- _INPUT FOR THIS TASK_:
※

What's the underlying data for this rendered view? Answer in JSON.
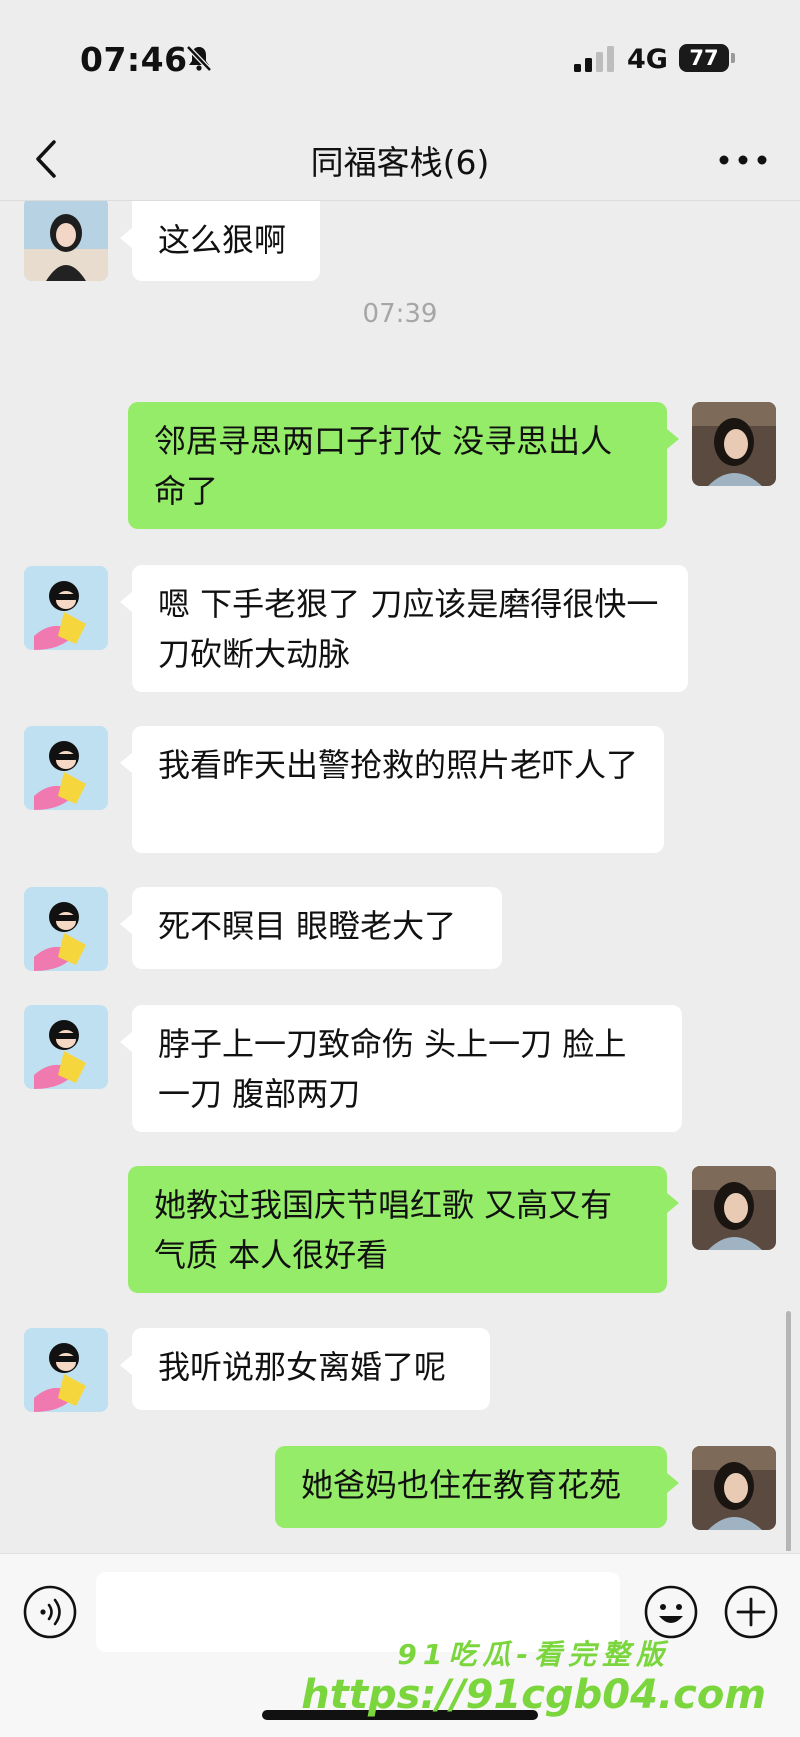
{
  "status_bar": {
    "time": "07:46",
    "network": "4G",
    "battery": "77"
  },
  "nav": {
    "title": "同福客栈(6)"
  },
  "chat": {
    "timestamp": "07:39",
    "messages": [
      {
        "side": "in",
        "text": "这么狠啊"
      },
      {
        "side": "out",
        "text": "邻居寻思两口子打仗 没寻思出人命了"
      },
      {
        "side": "in",
        "text": "嗯 下手老狠了 刀应该是磨得很快一刀砍断大动脉"
      },
      {
        "side": "in",
        "text": "我看昨天出警抢救的照片老吓人了"
      },
      {
        "side": "in",
        "text": "死不瞑目 眼瞪老大了"
      },
      {
        "side": "in",
        "text": "脖子上一刀致命伤 头上一刀 脸上一刀 腹部两刀"
      },
      {
        "side": "out",
        "text": "她教过我国庆节唱红歌 又高又有气质 本人很好看"
      },
      {
        "side": "in",
        "text": "我听说那女离婚了呢"
      },
      {
        "side": "out",
        "text": "她爸妈也住在教育花苑"
      }
    ]
  },
  "input_bar": {
    "value": "",
    "icons": [
      "voice-icon",
      "emoji-icon",
      "plus-icon"
    ]
  },
  "watermark": {
    "line1": "91吃瓜-看完整版",
    "line2": "https://91cgb04.com"
  },
  "colors": {
    "background": "#ededed",
    "bubble_out": "#95ec69",
    "bubble_in": "#ffffff",
    "watermark": "#7bd63e"
  }
}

※

- _WORK TO COMPLETE_:
Images in the records should not be copied. Repeat all the rest exactly.

- _TASK RESULT_:
What's the underlying data for this rendered view? Answer in JSON.
{
  "status_bar": {
    "time": "07:46",
    "network": "4G",
    "battery": "77"
  },
  "nav": {
    "title": "同福客栈(6)"
  },
  "chat": {
    "timestamp": "07:39",
    "messages": [
      {
        "side": "in",
        "text": "这么狠啊"
      },
      {
        "side": "out",
        "text": "邻居寻思两口子打仗 没寻思出人命了"
      },
      {
        "side": "in",
        "text": "嗯 下手老狠了 刀应该是磨得很快一刀砍断大动脉"
      },
      {
        "side": "in",
        "text": "我看昨天出警抢救的照片老吓人了"
      },
      {
        "side": "in",
        "text": "死不瞑目 眼瞪老大了"
      },
      {
        "side": "in",
        "text": "脖子上一刀致命伤 头上一刀 脸上一刀 腹部两刀"
      },
      {
        "side": "out",
        "text": "她教过我国庆节唱红歌 又高又有气质 本人很好看"
      },
      {
        "side": "in",
        "text": "我听说那女离婚了呢"
      },
      {
        "side": "out",
        "text": "她爸妈也住在教育花苑"
      }
    ]
  },
  "input_bar": {
    "value": "",
    "icons": [
      "voice-icon",
      "emoji-icon",
      "plus-icon"
    ]
  },
  "watermark": {
    "line1": "91吃瓜-看完整版",
    "line2": "https://91cgb04.com"
  },
  "colors": {
    "background": "#ededed",
    "bubble_out": "#95ec69",
    "bubble_in": "#ffffff",
    "watermark": "#7bd63e"
  }
}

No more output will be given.